◆ TASK OBJECTIVE
Pick out the lines containing "name".

※ ※ ※

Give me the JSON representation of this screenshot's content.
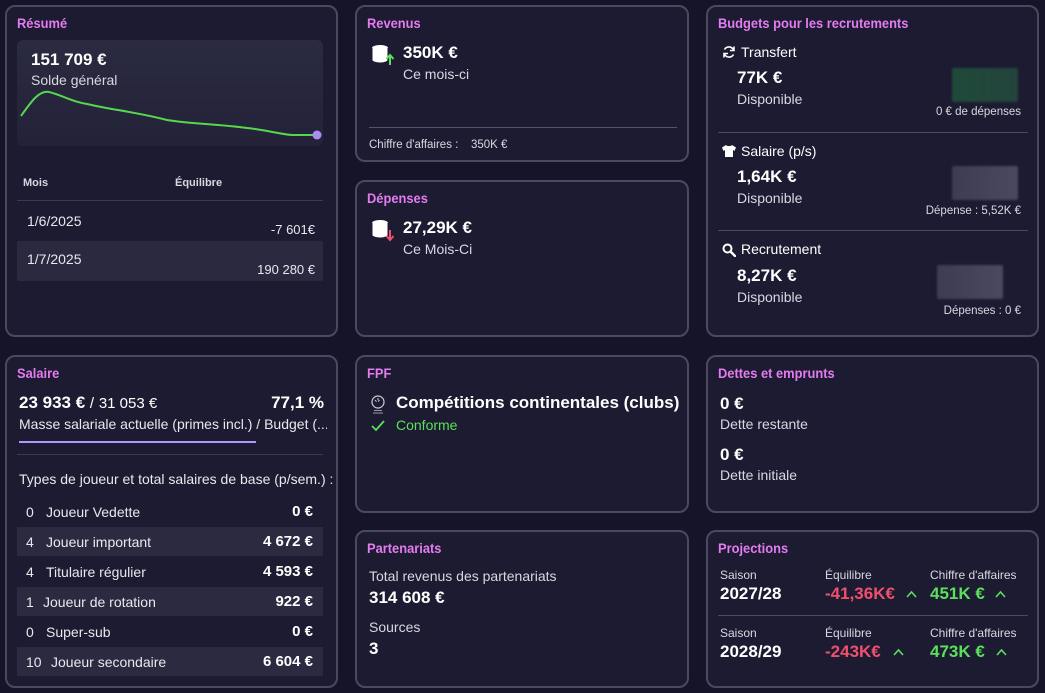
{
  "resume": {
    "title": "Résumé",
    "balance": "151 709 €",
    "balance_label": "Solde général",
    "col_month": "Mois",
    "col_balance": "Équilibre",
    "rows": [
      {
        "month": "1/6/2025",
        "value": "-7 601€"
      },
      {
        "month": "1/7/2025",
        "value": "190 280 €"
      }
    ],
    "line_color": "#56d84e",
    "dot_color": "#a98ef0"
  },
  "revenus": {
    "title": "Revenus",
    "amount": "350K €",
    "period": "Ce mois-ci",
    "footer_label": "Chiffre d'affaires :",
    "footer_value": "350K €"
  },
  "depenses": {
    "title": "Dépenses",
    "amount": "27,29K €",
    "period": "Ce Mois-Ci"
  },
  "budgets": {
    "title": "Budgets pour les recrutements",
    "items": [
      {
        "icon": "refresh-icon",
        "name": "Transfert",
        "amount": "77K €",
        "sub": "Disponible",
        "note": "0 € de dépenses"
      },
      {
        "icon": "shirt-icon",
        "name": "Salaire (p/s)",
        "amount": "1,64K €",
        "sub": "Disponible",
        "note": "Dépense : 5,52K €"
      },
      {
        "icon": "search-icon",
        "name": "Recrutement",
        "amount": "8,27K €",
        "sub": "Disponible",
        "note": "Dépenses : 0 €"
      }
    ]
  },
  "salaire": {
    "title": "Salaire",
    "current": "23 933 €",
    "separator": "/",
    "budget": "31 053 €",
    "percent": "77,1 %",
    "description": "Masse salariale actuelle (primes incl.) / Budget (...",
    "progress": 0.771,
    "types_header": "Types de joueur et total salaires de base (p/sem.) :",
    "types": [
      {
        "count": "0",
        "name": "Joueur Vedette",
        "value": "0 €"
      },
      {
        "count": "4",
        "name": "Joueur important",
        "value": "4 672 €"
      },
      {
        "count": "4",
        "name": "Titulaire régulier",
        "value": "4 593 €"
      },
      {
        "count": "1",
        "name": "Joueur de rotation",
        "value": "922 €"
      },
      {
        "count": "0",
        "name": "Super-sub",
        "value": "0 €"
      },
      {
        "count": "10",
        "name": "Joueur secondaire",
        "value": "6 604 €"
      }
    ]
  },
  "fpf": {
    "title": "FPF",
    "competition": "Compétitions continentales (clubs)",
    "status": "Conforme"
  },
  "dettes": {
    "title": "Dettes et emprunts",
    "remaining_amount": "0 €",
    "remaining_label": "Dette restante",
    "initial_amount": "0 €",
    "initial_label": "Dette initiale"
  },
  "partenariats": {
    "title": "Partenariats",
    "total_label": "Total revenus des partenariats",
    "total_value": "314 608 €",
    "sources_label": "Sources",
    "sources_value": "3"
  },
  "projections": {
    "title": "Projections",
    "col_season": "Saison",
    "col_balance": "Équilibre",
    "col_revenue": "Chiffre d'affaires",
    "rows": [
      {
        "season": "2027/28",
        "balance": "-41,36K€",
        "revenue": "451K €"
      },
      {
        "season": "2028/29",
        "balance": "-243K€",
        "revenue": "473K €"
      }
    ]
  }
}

※ ※ ※

◆ RESULT FOR THIS TASK
        "name": "Transfert",
        "name": "Salaire (p/s)",
        "name": "Recrutement",
        "name": "Joueur Vedette",
        "name": "Joueur important",
        "name": "Titulaire régulier",
        "name": "Joueur de rotation",
        "name": "Super-sub",
        "name": "Joueur secondaire",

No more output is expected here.